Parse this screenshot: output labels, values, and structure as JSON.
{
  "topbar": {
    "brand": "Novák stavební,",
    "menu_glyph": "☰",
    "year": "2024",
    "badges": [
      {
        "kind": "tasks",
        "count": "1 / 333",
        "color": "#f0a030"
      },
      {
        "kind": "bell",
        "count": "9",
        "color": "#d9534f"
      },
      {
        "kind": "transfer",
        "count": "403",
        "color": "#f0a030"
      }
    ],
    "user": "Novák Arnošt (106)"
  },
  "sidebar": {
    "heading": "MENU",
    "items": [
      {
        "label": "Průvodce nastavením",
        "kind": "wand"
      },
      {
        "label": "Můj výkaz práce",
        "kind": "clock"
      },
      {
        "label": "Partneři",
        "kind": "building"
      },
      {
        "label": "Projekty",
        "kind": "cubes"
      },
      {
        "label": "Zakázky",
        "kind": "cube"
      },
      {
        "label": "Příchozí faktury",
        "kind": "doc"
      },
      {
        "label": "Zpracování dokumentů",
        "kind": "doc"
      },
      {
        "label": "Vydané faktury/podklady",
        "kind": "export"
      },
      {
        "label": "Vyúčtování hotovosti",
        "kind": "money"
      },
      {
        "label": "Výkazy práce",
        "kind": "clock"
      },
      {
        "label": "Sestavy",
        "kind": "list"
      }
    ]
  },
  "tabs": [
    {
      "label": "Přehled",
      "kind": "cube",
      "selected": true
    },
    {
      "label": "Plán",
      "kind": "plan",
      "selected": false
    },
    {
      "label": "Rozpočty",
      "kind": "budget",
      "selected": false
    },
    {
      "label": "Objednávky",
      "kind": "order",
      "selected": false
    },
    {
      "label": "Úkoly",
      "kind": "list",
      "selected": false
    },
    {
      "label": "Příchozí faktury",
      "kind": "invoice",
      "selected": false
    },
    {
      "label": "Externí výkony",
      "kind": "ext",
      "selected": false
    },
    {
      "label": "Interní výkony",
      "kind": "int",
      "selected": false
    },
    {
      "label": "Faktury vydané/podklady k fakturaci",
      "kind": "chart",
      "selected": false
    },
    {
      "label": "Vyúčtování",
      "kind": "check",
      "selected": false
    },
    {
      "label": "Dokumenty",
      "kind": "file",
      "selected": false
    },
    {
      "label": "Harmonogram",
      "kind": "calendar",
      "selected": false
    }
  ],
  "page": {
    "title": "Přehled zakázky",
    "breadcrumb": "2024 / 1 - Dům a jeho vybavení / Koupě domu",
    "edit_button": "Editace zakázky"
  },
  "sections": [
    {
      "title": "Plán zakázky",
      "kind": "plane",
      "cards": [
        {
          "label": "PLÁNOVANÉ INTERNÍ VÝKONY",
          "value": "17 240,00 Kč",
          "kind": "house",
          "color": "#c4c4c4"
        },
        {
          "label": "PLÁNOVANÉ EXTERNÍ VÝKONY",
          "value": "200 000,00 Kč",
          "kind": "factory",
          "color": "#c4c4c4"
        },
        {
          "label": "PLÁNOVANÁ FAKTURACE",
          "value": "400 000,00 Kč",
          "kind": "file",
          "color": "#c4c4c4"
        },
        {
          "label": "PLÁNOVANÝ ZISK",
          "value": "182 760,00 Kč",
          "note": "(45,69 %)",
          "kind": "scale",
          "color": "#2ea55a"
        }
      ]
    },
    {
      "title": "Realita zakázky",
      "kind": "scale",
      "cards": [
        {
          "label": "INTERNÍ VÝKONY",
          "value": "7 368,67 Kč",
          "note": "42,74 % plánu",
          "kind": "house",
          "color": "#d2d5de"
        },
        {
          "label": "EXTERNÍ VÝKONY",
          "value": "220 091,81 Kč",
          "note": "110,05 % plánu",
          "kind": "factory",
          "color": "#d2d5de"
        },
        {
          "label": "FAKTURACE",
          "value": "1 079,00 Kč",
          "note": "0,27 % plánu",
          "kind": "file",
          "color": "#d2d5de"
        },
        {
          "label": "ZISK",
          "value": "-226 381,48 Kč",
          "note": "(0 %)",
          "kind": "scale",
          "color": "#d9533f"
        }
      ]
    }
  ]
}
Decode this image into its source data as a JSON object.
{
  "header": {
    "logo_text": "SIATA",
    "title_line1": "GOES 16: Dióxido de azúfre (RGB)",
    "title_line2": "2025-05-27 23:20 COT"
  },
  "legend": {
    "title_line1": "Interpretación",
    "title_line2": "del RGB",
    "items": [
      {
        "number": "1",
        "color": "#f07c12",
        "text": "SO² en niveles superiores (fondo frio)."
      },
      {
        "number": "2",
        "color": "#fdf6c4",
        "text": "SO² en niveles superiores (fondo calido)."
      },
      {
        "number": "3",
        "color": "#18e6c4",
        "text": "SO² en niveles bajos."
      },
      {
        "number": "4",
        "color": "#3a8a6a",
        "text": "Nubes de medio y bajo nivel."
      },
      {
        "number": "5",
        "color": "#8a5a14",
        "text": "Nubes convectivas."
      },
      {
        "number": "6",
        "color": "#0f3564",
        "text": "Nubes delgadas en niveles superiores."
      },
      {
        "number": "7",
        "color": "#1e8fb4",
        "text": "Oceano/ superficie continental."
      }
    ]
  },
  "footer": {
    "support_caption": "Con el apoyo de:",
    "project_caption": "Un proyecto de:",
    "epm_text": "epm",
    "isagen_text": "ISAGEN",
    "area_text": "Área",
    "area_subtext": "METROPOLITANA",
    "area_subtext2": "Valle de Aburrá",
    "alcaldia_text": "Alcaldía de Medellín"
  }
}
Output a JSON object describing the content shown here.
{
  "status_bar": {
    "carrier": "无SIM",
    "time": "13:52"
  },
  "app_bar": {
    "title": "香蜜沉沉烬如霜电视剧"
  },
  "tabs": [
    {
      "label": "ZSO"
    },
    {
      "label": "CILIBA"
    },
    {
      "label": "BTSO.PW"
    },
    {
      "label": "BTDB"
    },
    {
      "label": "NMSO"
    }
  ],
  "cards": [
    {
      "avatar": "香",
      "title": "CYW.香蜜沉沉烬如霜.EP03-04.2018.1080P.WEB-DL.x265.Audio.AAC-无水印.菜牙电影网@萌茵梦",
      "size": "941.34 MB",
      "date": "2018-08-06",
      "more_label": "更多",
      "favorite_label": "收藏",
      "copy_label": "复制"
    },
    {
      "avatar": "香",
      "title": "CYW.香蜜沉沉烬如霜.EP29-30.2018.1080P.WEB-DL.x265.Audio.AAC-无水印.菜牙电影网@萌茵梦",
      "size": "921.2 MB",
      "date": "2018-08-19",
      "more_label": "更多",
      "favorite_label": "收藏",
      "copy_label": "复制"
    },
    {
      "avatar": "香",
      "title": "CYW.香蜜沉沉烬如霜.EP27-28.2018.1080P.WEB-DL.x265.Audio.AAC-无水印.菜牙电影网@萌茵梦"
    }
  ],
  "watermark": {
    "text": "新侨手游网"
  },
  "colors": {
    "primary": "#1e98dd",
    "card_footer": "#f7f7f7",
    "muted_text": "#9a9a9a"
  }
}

________________________________________

Find every line in the records above that holds the word "Příchozí", and copy each one.

**Output below**
        "label": "Příchozí faktury",
      "label": "Příchozí faktury",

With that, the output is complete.